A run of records
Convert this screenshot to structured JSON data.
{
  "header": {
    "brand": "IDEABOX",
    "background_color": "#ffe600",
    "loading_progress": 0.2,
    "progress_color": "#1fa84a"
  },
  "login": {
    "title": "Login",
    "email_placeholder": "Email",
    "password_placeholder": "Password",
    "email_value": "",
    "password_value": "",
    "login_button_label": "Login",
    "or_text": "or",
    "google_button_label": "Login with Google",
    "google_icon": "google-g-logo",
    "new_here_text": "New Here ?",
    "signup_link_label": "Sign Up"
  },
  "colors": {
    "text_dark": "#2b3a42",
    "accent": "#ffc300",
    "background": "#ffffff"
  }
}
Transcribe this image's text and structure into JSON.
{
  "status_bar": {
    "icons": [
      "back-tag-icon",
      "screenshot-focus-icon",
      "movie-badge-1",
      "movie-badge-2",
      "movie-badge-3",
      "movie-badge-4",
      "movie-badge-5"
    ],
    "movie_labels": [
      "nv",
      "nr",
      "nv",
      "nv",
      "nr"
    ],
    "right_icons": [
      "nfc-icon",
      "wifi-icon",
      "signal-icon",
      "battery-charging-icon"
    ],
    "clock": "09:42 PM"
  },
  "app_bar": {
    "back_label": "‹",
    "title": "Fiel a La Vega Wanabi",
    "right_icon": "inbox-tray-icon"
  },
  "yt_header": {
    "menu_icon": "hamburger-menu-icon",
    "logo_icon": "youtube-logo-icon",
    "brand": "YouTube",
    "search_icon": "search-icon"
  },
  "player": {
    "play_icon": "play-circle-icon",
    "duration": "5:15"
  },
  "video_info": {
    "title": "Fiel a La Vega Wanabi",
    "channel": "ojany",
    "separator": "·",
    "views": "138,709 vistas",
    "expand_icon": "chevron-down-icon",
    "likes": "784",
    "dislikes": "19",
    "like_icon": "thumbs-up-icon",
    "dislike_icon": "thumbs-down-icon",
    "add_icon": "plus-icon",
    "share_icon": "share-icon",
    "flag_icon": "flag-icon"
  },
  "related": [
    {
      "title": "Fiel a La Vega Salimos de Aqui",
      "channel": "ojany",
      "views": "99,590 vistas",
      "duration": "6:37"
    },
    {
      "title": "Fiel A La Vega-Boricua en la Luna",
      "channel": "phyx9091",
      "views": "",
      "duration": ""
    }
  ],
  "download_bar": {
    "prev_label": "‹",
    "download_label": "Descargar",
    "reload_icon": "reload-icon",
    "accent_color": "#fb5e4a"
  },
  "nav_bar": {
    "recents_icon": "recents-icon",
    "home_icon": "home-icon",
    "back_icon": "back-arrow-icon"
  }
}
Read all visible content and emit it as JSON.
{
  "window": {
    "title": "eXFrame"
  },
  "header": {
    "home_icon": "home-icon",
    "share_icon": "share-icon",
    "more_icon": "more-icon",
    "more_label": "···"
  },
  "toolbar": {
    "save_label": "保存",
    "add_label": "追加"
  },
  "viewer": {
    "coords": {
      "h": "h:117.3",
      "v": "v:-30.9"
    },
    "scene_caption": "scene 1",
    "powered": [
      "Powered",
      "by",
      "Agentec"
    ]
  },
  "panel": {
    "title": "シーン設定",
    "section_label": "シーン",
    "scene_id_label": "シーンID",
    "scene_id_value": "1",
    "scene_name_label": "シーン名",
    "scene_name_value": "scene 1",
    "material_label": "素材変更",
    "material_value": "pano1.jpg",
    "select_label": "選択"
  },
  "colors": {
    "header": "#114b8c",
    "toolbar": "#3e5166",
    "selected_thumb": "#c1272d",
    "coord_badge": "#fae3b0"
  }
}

- [What to work on]:
Extract the whole listing, character for character.

- [Task answer]:
Convert this screenshot to structured JSON data.
{
  "header": {
    "brand": "IDEABOX",
    "background_color": "#ffe600",
    "loading_progress": 0.2,
    "progress_color": "#1fa84a"
  },
  "login": {
    "title": "Login",
    "email_placeholder": "Email",
    "password_placeholder": "Password",
    "email_value": "",
    "password_value": "",
    "login_button_label": "Login",
    "or_text": "or",
    "google_button_label": "Login with Google",
    "google_icon": "google-g-logo",
    "new_here_text": "New Here ?",
    "signup_link_label": "Sign Up"
  },
  "colors": {
    "text_dark": "#2b3a42",
    "accent": "#ffc300",
    "background": "#ffffff"
  }
}
Transcribe this image's text and structure into JSON.
{
  "status_bar": {
    "icons": [
      "back-tag-icon",
      "screenshot-focus-icon",
      "movie-badge-1",
      "movie-badge-2",
      "movie-badge-3",
      "movie-badge-4",
      "movie-badge-5"
    ],
    "movie_labels": [
      "nv",
      "nr",
      "nv",
      "nv",
      "nr"
    ],
    "right_icons": [
      "nfc-icon",
      "wifi-icon",
      "signal-icon",
      "battery-charging-icon"
    ],
    "clock": "09:42 PM"
  },
  "app_bar": {
    "back_label": "‹",
    "title": "Fiel a La Vega Wanabi",
    "right_icon": "inbox-tray-icon"
  },
  "yt_header": {
    "menu_icon": "hamburger-menu-icon",
    "logo_icon": "youtube-logo-icon",
    "brand": "YouTube",
    "search_icon": "search-icon"
  },
  "player": {
    "play_icon": "play-circle-icon",
    "duration": "5:15"
  },
  "video_info": {
    "title": "Fiel a La Vega Wanabi",
    "channel": "ojany",
    "separator": "·",
    "views": "138,709 vistas",
    "expand_icon": "chevron-down-icon",
    "likes": "784",
    "dislikes": "19",
    "like_icon": "thumbs-up-icon",
    "dislike_icon": "thumbs-down-icon",
    "add_icon": "plus-icon",
    "share_icon": "share-icon",
    "flag_icon": "flag-icon"
  },
  "related": [
    {
      "title": "Fiel a La Vega Salimos de Aqui",
      "channel": "ojany",
      "views": "99,590 vistas",
      "duration": "6:37"
    },
    {
      "title": "Fiel A La Vega-Boricua en la Luna",
      "channel": "phyx9091",
      "views": "",
      "duration": ""
    }
  ],
  "download_bar": {
    "prev_label": "‹",
    "download_label": "Descargar",
    "reload_icon": "reload-icon",
    "accent_color": "#fb5e4a"
  },
  "nav_bar": {
    "recents_icon": "recents-icon",
    "home_icon": "home-icon",
    "back_icon": "back-arrow-icon"
  }
}
Read all visible content and emit it as JSON.
{
  "window": {
    "title": "eXFrame"
  },
  "header": {
    "home_icon": "home-icon",
    "share_icon": "share-icon",
    "more_icon": "more-icon",
    "more_label": "···"
  },
  "toolbar": {
    "save_label": "保存",
    "add_label": "追加"
  },
  "viewer": {
    "coords": {
      "h": "h:117.3",
      "v": "v:-30.9"
    },
    "scene_caption": "scene 1",
    "powered": [
      "Powered",
      "by",
      "Agentec"
    ]
  },
  "panel": {
    "title": "シーン設定",
    "section_label": "シーン",
    "scene_id_label": "シーンID",
    "scene_id_value": "1",
    "scene_name_label": "シーン名",
    "scene_name_value": "scene 1",
    "material_label": "素材変更",
    "material_value": "pano1.jpg",
    "select_label": "選択"
  },
  "colors": {
    "header": "#114b8c",
    "toolbar": "#3e5166",
    "selected_thumb": "#c1272d",
    "coord_badge": "#fae3b0"
  }
}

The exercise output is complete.